> **TASK DETAILS**: Will you print the material below without altering a single character?

Stored data entries:
━━━━━━━━━━
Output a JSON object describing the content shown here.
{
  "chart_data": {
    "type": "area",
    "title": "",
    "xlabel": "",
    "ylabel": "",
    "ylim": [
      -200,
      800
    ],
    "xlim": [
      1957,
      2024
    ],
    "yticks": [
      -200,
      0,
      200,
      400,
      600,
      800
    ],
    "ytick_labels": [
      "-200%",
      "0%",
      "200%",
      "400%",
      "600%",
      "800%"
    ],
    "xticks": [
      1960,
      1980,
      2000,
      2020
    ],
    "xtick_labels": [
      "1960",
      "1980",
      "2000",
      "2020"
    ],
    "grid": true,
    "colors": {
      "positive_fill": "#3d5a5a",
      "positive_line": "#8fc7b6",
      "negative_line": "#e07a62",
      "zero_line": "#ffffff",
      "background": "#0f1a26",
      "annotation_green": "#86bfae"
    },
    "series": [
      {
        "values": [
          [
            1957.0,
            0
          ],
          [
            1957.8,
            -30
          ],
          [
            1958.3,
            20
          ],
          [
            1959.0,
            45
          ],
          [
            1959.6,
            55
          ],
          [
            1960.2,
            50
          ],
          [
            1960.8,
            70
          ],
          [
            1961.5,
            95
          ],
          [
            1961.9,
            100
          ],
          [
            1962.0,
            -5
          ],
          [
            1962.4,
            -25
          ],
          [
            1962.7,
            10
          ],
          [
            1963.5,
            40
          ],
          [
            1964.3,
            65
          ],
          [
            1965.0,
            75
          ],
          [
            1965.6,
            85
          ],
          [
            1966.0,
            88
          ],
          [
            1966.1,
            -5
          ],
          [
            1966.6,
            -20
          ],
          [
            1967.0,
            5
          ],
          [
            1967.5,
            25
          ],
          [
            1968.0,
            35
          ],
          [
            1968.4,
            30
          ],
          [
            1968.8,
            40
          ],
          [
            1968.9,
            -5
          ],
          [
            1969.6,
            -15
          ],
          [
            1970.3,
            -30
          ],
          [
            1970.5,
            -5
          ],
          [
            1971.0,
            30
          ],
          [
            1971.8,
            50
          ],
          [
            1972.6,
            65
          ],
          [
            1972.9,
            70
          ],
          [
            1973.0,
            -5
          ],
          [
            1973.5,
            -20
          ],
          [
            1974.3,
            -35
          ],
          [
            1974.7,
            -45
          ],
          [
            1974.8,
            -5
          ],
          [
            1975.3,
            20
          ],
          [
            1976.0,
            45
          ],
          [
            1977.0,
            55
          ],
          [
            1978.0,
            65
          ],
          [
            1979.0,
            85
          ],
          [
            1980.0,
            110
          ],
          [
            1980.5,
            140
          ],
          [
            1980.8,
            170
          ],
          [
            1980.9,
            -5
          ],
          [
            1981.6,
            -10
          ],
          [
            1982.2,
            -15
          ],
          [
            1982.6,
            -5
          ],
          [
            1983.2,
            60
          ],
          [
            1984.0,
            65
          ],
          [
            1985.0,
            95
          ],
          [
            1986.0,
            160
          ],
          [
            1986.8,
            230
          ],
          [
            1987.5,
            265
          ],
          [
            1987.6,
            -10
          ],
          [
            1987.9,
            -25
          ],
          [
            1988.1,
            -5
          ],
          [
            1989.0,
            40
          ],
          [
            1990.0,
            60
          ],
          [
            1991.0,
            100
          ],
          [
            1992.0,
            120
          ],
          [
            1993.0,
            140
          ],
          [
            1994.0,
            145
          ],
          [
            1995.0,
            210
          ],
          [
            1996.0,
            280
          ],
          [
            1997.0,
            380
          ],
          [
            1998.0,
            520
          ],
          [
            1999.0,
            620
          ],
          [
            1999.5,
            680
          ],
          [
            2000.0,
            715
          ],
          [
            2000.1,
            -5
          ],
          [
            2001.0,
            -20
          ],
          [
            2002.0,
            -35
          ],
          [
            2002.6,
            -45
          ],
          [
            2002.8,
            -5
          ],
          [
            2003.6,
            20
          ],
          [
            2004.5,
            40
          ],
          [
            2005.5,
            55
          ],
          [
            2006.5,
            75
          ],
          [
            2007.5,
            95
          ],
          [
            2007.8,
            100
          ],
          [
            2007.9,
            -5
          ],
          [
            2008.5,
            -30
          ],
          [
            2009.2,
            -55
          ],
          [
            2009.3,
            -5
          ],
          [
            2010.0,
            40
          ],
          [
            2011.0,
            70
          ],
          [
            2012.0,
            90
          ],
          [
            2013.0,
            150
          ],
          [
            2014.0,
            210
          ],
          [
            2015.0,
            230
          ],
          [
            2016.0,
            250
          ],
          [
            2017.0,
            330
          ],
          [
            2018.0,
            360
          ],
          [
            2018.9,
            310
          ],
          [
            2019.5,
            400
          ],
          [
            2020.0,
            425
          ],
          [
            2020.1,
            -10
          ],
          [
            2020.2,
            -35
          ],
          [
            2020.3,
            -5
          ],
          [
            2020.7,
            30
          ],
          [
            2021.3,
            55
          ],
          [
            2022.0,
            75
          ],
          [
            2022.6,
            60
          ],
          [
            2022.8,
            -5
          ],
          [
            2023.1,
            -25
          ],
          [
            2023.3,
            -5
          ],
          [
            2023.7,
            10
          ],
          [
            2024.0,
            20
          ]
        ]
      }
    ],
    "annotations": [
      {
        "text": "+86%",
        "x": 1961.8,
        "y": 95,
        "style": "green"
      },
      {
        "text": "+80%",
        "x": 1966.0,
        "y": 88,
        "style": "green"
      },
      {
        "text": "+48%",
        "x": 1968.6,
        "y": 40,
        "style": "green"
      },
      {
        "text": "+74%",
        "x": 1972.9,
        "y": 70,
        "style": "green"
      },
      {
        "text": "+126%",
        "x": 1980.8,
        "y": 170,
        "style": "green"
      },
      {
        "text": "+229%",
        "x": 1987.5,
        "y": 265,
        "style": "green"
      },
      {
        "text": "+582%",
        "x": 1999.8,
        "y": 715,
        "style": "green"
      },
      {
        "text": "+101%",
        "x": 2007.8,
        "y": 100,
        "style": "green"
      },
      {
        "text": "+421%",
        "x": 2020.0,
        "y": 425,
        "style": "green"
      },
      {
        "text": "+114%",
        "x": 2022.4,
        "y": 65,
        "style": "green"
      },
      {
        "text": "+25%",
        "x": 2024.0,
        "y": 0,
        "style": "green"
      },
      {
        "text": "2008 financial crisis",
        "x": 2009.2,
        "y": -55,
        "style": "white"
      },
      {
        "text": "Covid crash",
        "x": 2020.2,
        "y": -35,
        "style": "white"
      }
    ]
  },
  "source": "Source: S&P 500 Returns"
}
━━━━━━━━━━
> **EXERCISE RESPONSE**:
Output a JSON object describing the content shown here.
{
  "chart_data": {
    "type": "area",
    "title": "",
    "xlabel": "",
    "ylabel": "",
    "ylim": [
      -200,
      800
    ],
    "xlim": [
      1957,
      2024
    ],
    "yticks": [
      -200,
      0,
      200,
      400,
      600,
      800
    ],
    "ytick_labels": [
      "-200%",
      "0%",
      "200%",
      "400%",
      "600%",
      "800%"
    ],
    "xticks": [
      1960,
      1980,
      2000,
      2020
    ],
    "xtick_labels": [
      "1960",
      "1980",
      "2000",
      "2020"
    ],
    "grid": true,
    "colors": {
      "positive_fill": "#3d5a5a",
      "positive_line": "#8fc7b6",
      "negative_line": "#e07a62",
      "zero_line": "#ffffff",
      "background": "#0f1a26",
      "annotation_green": "#86bfae"
    },
    "series": [
      {
        "values": [
          [
            1957.0,
            0
          ],
          [
            1957.8,
            -30
          ],
          [
            1958.3,
            20
          ],
          [
            1959.0,
            45
          ],
          [
            1959.6,
            55
          ],
          [
            1960.2,
            50
          ],
          [
            1960.8,
            70
          ],
          [
            1961.5,
            95
          ],
          [
            1961.9,
            100
          ],
          [
            1962.0,
            -5
          ],
          [
            1962.4,
            -25
          ],
          [
            1962.7,
            10
          ],
          [
            1963.5,
            40
          ],
          [
            1964.3,
            65
          ],
          [
            1965.0,
            75
          ],
          [
            1965.6,
            85
          ],
          [
            1966.0,
            88
          ],
          [
            1966.1,
            -5
          ],
          [
            1966.6,
            -20
          ],
          [
            1967.0,
            5
          ],
          [
            1967.5,
            25
          ],
          [
            1968.0,
            35
          ],
          [
            1968.4,
            30
          ],
          [
            1968.8,
            40
          ],
          [
            1968.9,
            -5
          ],
          [
            1969.6,
            -15
          ],
          [
            1970.3,
            -30
          ],
          [
            1970.5,
            -5
          ],
          [
            1971.0,
            30
          ],
          [
            1971.8,
            50
          ],
          [
            1972.6,
            65
          ],
          [
            1972.9,
            70
          ],
          [
            1973.0,
            -5
          ],
          [
            1973.5,
            -20
          ],
          [
            1974.3,
            -35
          ],
          [
            1974.7,
            -45
          ],
          [
            1974.8,
            -5
          ],
          [
            1975.3,
            20
          ],
          [
            1976.0,
            45
          ],
          [
            1977.0,
            55
          ],
          [
            1978.0,
            65
          ],
          [
            1979.0,
            85
          ],
          [
            1980.0,
            110
          ],
          [
            1980.5,
            140
          ],
          [
            1980.8,
            170
          ],
          [
            1980.9,
            -5
          ],
          [
            1981.6,
            -10
          ],
          [
            1982.2,
            -15
          ],
          [
            1982.6,
            -5
          ],
          [
            1983.2,
            60
          ],
          [
            1984.0,
            65
          ],
          [
            1985.0,
            95
          ],
          [
            1986.0,
            160
          ],
          [
            1986.8,
            230
          ],
          [
            1987.5,
            265
          ],
          [
            1987.6,
            -10
          ],
          [
            1987.9,
            -25
          ],
          [
            1988.1,
            -5
          ],
          [
            1989.0,
            40
          ],
          [
            1990.0,
            60
          ],
          [
            1991.0,
            100
          ],
          [
            1992.0,
            120
          ],
          [
            1993.0,
            140
          ],
          [
            1994.0,
            145
          ],
          [
            1995.0,
            210
          ],
          [
            1996.0,
            280
          ],
          [
            1997.0,
            380
          ],
          [
            1998.0,
            520
          ],
          [
            1999.0,
            620
          ],
          [
            1999.5,
            680
          ],
          [
            2000.0,
            715
          ],
          [
            2000.1,
            -5
          ],
          [
            2001.0,
            -20
          ],
          [
            2002.0,
            -35
          ],
          [
            2002.6,
            -45
          ],
          [
            2002.8,
            -5
          ],
          [
            2003.6,
            20
          ],
          [
            2004.5,
            40
          ],
          [
            2005.5,
            55
          ],
          [
            2006.5,
            75
          ],
          [
            2007.5,
            95
          ],
          [
            2007.8,
            100
          ],
          [
            2007.9,
            -5
          ],
          [
            2008.5,
            -30
          ],
          [
            2009.2,
            -55
          ],
          [
            2009.3,
            -5
          ],
          [
            2010.0,
            40
          ],
          [
            2011.0,
            70
          ],
          [
            2012.0,
            90
          ],
          [
            2013.0,
            150
          ],
          [
            2014.0,
            210
          ],
          [
            2015.0,
            230
          ],
          [
            2016.0,
            250
          ],
          [
            2017.0,
            330
          ],
          [
            2018.0,
            360
          ],
          [
            2018.9,
            310
          ],
          [
            2019.5,
            400
          ],
          [
            2020.0,
            425
          ],
          [
            2020.1,
            -10
          ],
          [
            2020.2,
            -35
          ],
          [
            2020.3,
            -5
          ],
          [
            2020.7,
            30
          ],
          [
            2021.3,
            55
          ],
          [
            2022.0,
            75
          ],
          [
            2022.6,
            60
          ],
          [
            2022.8,
            -5
          ],
          [
            2023.1,
            -25
          ],
          [
            2023.3,
            -5
          ],
          [
            2023.7,
            10
          ],
          [
            2024.0,
            20
          ]
        ]
      }
    ],
    "annotations": [
      {
        "text": "+86%",
        "x": 1961.8,
        "y": 95,
        "style": "green"
      },
      {
        "text": "+80%",
        "x": 1966.0,
        "y": 88,
        "style": "green"
      },
      {
        "text": "+48%",
        "x": 1968.6,
        "y": 40,
        "style": "green"
      },
      {
        "text": "+74%",
        "x": 1972.9,
        "y": 70,
        "style": "green"
      },
      {
        "text": "+126%",
        "x": 1980.8,
        "y": 170,
        "style": "green"
      },
      {
        "text": "+229%",
        "x": 1987.5,
        "y": 265,
        "style": "green"
      },
      {
        "text": "+582%",
        "x": 1999.8,
        "y": 715,
        "style": "green"
      },
      {
        "text": "+101%",
        "x": 2007.8,
        "y": 100,
        "style": "green"
      },
      {
        "text": "+421%",
        "x": 2020.0,
        "y": 425,
        "style": "green"
      },
      {
        "text": "+114%",
        "x": 2022.4,
        "y": 65,
        "style": "green"
      },
      {
        "text": "+25%",
        "x": 2024.0,
        "y": 0,
        "style": "green"
      },
      {
        "text": "2008 financial crisis",
        "x": 2009.2,
        "y": -55,
        "style": "white"
      },
      {
        "text": "Covid crash",
        "x": 2020.2,
        "y": -35,
        "style": "white"
      }
    ]
  },
  "source": "Source: S&P 500 Returns"
}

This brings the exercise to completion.